*Dataset extract:*
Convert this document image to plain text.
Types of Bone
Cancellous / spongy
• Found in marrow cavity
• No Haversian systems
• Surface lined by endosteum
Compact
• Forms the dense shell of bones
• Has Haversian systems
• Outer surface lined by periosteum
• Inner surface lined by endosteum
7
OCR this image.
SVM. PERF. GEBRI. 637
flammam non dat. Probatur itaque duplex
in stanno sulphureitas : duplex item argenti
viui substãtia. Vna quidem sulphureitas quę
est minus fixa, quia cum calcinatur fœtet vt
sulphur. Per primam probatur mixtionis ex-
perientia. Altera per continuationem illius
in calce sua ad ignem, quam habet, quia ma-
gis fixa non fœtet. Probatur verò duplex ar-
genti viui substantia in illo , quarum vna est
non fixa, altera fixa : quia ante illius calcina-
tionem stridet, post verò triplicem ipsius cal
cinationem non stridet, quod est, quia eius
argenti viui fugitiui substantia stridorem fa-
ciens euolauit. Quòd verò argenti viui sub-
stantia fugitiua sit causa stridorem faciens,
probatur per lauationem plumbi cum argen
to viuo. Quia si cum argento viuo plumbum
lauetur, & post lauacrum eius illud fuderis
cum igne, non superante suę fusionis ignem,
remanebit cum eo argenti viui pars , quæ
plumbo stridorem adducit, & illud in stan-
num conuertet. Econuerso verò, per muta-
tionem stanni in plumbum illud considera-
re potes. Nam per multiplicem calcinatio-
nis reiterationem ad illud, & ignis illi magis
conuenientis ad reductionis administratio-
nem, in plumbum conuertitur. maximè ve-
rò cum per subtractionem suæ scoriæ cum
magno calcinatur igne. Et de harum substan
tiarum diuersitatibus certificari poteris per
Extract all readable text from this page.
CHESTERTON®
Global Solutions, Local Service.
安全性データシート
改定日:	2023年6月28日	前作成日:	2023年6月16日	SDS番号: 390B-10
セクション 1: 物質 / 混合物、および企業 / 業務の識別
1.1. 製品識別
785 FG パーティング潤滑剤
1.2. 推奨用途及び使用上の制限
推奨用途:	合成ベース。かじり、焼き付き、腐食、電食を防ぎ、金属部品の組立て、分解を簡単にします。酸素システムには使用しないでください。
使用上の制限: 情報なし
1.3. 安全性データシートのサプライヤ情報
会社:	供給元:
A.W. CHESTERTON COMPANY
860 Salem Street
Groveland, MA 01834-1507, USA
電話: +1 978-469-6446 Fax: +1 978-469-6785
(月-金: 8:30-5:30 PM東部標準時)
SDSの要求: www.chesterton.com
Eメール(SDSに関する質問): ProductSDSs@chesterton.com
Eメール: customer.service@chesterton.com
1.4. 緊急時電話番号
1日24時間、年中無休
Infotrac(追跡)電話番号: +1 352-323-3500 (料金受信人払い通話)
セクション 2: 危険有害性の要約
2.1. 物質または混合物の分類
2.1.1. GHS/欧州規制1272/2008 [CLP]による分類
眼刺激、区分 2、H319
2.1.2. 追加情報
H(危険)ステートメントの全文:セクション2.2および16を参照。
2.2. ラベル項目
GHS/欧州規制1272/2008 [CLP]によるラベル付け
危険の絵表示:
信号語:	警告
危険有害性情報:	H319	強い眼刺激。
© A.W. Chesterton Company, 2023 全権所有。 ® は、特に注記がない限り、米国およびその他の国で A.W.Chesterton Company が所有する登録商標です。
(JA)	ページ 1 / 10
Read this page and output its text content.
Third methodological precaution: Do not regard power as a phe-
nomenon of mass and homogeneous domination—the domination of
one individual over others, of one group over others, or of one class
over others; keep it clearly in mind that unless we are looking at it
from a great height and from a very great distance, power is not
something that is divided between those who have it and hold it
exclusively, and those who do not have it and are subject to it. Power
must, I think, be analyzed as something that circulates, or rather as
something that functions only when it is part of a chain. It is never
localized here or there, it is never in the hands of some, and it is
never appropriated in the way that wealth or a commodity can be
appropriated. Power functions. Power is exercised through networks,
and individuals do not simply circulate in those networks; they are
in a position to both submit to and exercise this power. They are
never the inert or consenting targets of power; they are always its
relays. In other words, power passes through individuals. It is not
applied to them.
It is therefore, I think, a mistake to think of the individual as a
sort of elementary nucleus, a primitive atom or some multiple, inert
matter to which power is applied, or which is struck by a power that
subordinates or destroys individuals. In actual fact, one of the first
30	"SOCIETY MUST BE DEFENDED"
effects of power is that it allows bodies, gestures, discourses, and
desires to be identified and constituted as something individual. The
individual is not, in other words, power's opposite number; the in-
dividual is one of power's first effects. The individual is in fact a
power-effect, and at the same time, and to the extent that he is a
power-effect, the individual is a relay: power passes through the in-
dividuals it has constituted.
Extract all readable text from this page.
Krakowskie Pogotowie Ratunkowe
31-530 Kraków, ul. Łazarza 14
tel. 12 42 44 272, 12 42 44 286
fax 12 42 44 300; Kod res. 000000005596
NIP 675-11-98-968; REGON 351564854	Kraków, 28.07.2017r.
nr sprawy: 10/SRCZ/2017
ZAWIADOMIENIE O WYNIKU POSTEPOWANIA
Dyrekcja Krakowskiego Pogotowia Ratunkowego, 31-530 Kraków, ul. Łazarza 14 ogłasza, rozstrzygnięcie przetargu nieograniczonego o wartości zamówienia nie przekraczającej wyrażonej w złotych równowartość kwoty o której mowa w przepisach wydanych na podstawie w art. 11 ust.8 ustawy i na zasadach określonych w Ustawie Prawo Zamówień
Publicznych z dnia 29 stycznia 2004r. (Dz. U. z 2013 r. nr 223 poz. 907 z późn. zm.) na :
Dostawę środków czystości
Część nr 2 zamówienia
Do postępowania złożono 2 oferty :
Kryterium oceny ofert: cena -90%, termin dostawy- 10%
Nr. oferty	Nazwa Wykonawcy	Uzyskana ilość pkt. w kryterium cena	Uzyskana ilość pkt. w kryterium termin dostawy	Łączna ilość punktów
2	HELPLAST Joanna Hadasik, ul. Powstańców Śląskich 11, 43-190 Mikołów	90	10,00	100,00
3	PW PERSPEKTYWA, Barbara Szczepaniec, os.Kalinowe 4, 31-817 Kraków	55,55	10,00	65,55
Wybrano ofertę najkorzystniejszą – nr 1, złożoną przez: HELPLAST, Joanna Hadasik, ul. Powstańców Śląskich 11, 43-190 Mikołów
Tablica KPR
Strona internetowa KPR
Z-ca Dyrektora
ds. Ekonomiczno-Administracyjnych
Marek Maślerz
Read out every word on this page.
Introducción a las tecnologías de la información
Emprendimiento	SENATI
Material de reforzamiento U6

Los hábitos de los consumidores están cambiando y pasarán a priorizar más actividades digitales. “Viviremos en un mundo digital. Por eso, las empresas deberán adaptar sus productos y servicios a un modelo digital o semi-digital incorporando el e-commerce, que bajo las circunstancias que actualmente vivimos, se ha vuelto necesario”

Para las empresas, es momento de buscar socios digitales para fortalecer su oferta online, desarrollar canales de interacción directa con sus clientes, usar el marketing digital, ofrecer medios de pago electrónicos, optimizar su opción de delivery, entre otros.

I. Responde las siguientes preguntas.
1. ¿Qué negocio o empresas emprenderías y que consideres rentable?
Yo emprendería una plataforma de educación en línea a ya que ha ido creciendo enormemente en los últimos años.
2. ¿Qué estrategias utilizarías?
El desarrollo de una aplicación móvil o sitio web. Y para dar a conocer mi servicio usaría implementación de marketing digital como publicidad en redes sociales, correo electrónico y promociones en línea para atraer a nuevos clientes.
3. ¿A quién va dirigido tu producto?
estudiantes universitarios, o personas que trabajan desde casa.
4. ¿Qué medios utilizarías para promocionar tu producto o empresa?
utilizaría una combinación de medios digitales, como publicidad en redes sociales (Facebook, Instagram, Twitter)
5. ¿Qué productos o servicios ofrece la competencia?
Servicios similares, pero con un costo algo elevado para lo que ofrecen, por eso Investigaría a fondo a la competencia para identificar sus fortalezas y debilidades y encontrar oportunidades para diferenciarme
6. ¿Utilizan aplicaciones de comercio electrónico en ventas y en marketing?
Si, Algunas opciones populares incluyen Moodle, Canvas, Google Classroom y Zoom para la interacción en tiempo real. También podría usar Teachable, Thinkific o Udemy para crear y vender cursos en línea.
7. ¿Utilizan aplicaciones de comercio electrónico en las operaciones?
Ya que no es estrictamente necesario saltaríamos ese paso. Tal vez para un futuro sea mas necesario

*Set task:* Count how many lines of the material hold the string "words". Give the number and nothing more.

*Task output:* 2